REQUEST:
Copy out the entries in full and with complete accuracy; pictures are excluded.

SUPPLIED DATA:
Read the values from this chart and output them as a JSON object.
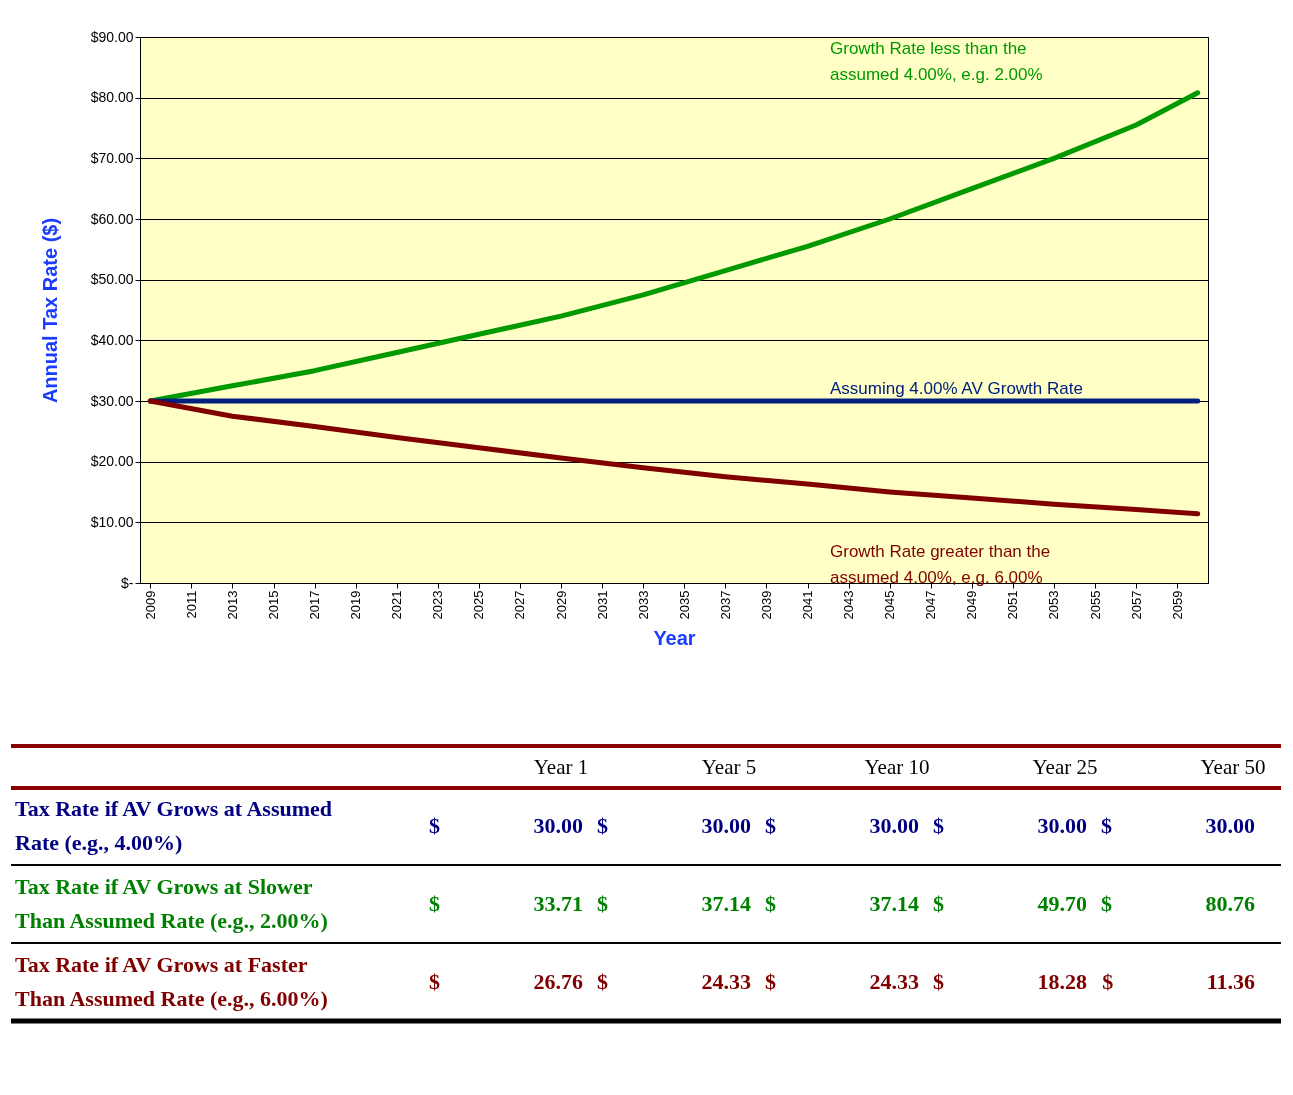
{
  "chart_data": [
    {
      "type": "line",
      "xlabel": "Year",
      "ylabel": "Annual Tax Rate ($)",
      "xlim": [
        2008.5,
        2060.5
      ],
      "xticks": [
        2009,
        2011,
        2013,
        2015,
        2017,
        2019,
        2021,
        2023,
        2025,
        2027,
        2029,
        2031,
        2033,
        2035,
        2037,
        2039,
        2041,
        2043,
        2045,
        2047,
        2049,
        2051,
        2053,
        2055,
        2057,
        2059
      ],
      "ylim": [
        0,
        90
      ],
      "yticks": [
        {
          "value": 0,
          "label": "$-"
        },
        {
          "value": 10,
          "label": "$10.00"
        },
        {
          "value": 20,
          "label": "$20.00"
        },
        {
          "value": 30,
          "label": "$30.00"
        },
        {
          "value": 40,
          "label": "$40.00"
        },
        {
          "value": 50,
          "label": "$50.00"
        },
        {
          "value": 60,
          "label": "$60.00"
        },
        {
          "value": 70,
          "label": "$70.00"
        },
        {
          "value": 80,
          "label": "$80.00"
        },
        {
          "value": 90,
          "label": "$90.00"
        }
      ],
      "grid": "y",
      "series": [
        {
          "color": "#009900",
          "x": [
            2009,
            2013,
            2017,
            2021,
            2025,
            2029,
            2033,
            2037,
            2041,
            2045,
            2049,
            2053,
            2057,
            2060
          ],
          "values": [
            30,
            32.5,
            35,
            38,
            41,
            44,
            47.5,
            51.5,
            55.5,
            60,
            65,
            70,
            75.5,
            80.8
          ]
        },
        {
          "color": "#002080",
          "x": [
            2009,
            2060
          ],
          "values": [
            30,
            30
          ]
        },
        {
          "color": "#800000",
          "x": [
            2009,
            2013,
            2017,
            2021,
            2025,
            2029,
            2033,
            2037,
            2041,
            2045,
            2049,
            2053,
            2057,
            2060
          ],
          "values": [
            30,
            27.5,
            25.8,
            24,
            22.3,
            20.6,
            19,
            17.5,
            16.3,
            15,
            14,
            13,
            12.1,
            11.4
          ]
        }
      ],
      "annotations": [
        "Growth Rate less than the\nassumed 4.00%, e.g. 2.00%",
        "Assuming 4.00% AV Growth Rate",
        "Growth Rate greater than the\nassumed 4.00%, e.g. 6.00%"
      ]
    },
    {
      "type": "other",
      "categories": [
        "Year 1",
        "Year 5",
        "Year 10",
        "Year 25",
        "Year 50"
      ],
      "series": [
        {
          "name": "Tax Rate if AV Grows at Assumed Rate (e.g., 4.00%)",
          "color": "#000080",
          "values": [
            30,
            30,
            30,
            30,
            30
          ],
          "value_labels": [
            "$ 30.00",
            "$ 30.00",
            "$ 30.00",
            "$ 30.00",
            "$ 30.00"
          ]
        },
        {
          "name": "Tax Rate if AV Grows at Slower Than Assumed Rate (e.g., 2.00%)",
          "color": "#008000",
          "values": [
            33.71,
            37.14,
            37.14,
            49.7,
            80.76
          ],
          "value_labels": [
            "$ 33.71",
            "$ 37.14",
            "$ 37.14",
            "$ 49.70",
            "$ 80.76"
          ]
        },
        {
          "name": "Tax Rate if AV Grows at Faster Than Assumed Rate (e.g., 6.00%)",
          "color": "#800000",
          "values": [
            26.76,
            24.33,
            24.33,
            18.28,
            11.36
          ],
          "value_labels": [
            "$ 26.76",
            "$ 24.33",
            "$ 24.33",
            "$ 18.28",
            "$ 11.36"
          ]
        }
      ]
    }
  ]
}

COMPLETE OUTPUT:
Read the values from this chart and output them as a JSON object.
{
  "chart_data": [
    {
      "type": "line",
      "xlabel": "Year",
      "ylabel": "Annual Tax Rate ($)",
      "xlim": [
        2008.5,
        2060.5
      ],
      "xticks": [
        2009,
        2011,
        2013,
        2015,
        2017,
        2019,
        2021,
        2023,
        2025,
        2027,
        2029,
        2031,
        2033,
        2035,
        2037,
        2039,
        2041,
        2043,
        2045,
        2047,
        2049,
        2051,
        2053,
        2055,
        2057,
        2059
      ],
      "ylim": [
        0,
        90
      ],
      "yticks": [
        {
          "value": 0,
          "label": "$-"
        },
        {
          "value": 10,
          "label": "$10.00"
        },
        {
          "value": 20,
          "label": "$20.00"
        },
        {
          "value": 30,
          "label": "$30.00"
        },
        {
          "value": 40,
          "label": "$40.00"
        },
        {
          "value": 50,
          "label": "$50.00"
        },
        {
          "value": 60,
          "label": "$60.00"
        },
        {
          "value": 70,
          "label": "$70.00"
        },
        {
          "value": 80,
          "label": "$80.00"
        },
        {
          "value": 90,
          "label": "$90.00"
        }
      ],
      "grid": "y",
      "series": [
        {
          "color": "#009900",
          "x": [
            2009,
            2013,
            2017,
            2021,
            2025,
            2029,
            2033,
            2037,
            2041,
            2045,
            2049,
            2053,
            2057,
            2060
          ],
          "values": [
            30,
            32.5,
            35,
            38,
            41,
            44,
            47.5,
            51.5,
            55.5,
            60,
            65,
            70,
            75.5,
            80.8
          ]
        },
        {
          "color": "#002080",
          "x": [
            2009,
            2060
          ],
          "values": [
            30,
            30
          ]
        },
        {
          "color": "#800000",
          "x": [
            2009,
            2013,
            2017,
            2021,
            2025,
            2029,
            2033,
            2037,
            2041,
            2045,
            2049,
            2053,
            2057,
            2060
          ],
          "values": [
            30,
            27.5,
            25.8,
            24,
            22.3,
            20.6,
            19,
            17.5,
            16.3,
            15,
            14,
            13,
            12.1,
            11.4
          ]
        }
      ],
      "annotations": [
        "Growth Rate less than the\nassumed 4.00%, e.g. 2.00%",
        "Assuming 4.00% AV Growth Rate",
        "Growth Rate greater than the\nassumed 4.00%, e.g. 6.00%"
      ]
    },
    {
      "type": "other",
      "categories": [
        "Year 1",
        "Year 5",
        "Year 10",
        "Year 25",
        "Year 50"
      ],
      "series": [
        {
          "name": "Tax Rate if AV Grows at Assumed Rate (e.g., 4.00%)",
          "color": "#000080",
          "values": [
            30,
            30,
            30,
            30,
            30
          ],
          "value_labels": [
            "$ 30.00",
            "$ 30.00",
            "$ 30.00",
            "$ 30.00",
            "$ 30.00"
          ]
        },
        {
          "name": "Tax Rate if AV Grows at Slower Than Assumed Rate (e.g., 2.00%)",
          "color": "#008000",
          "values": [
            33.71,
            37.14,
            37.14,
            49.7,
            80.76
          ],
          "value_labels": [
            "$ 33.71",
            "$ 37.14",
            "$ 37.14",
            "$ 49.70",
            "$ 80.76"
          ]
        },
        {
          "name": "Tax Rate if AV Grows at Faster Than Assumed Rate (e.g., 6.00%)",
          "color": "#800000",
          "values": [
            26.76,
            24.33,
            24.33,
            18.28,
            11.36
          ],
          "value_labels": [
            "$ 26.76",
            "$ 24.33",
            "$ 24.33",
            "$ 18.28",
            "$ 11.36"
          ]
        }
      ]
    }
  ]
}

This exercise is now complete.